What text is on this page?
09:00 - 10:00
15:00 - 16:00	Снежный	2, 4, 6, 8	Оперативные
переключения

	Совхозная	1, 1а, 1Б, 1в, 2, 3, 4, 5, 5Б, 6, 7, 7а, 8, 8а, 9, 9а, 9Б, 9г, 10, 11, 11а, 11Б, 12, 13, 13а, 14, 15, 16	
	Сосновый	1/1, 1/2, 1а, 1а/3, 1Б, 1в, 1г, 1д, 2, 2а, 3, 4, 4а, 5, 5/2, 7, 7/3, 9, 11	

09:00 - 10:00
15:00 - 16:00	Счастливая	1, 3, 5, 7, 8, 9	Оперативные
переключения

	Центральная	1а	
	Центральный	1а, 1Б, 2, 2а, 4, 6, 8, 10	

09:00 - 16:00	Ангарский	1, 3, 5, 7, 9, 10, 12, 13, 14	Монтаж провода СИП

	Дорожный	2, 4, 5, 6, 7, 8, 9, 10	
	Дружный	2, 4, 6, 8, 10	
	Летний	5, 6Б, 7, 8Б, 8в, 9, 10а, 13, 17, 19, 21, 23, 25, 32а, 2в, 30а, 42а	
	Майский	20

........

Task prompt: Write the entire listing out again, word for word.

Complete output:
What text is on this page?
09:00 - 10:00
15:00 - 16:00	Снежный	2, 4, 6, 8	Оперативные
переключения

	Совхозная	1, 1а, 1Б, 1в, 2, 3, 4, 5, 5Б, 6, 7, 7а, 8, 8а, 9, 9а, 9Б, 9г, 10, 11, 11а, 11Б, 12, 13, 13а, 14, 15, 16	
	Сосновый	1/1, 1/2, 1а, 1а/3, 1Б, 1в, 1г, 1д, 2, 2а, 3, 4, 4а, 5, 5/2, 7, 7/3, 9, 11	

09:00 - 10:00
15:00 - 16:00	Счастливая	1, 3, 5, 7, 8, 9	Оперативные
переключения

	Центральная	1а	
	Центральный	1а, 1Б, 2, 2а, 4, 6, 8, 10	

09:00 - 16:00	Ангарский	1, 3, 5, 7, 9, 10, 12, 13, 14	Монтаж провода СИП

	Дорожный	2, 4, 5, 6, 7, 8, 9, 10	
	Дружный	2, 4, 6, 8, 10	
	Летний	5, 6Б, 7, 8Б, 8в, 9, 10а, 13, 17, 19, 21, 23, 25, 32а, 2в, 30а, 42а	
	Майский	20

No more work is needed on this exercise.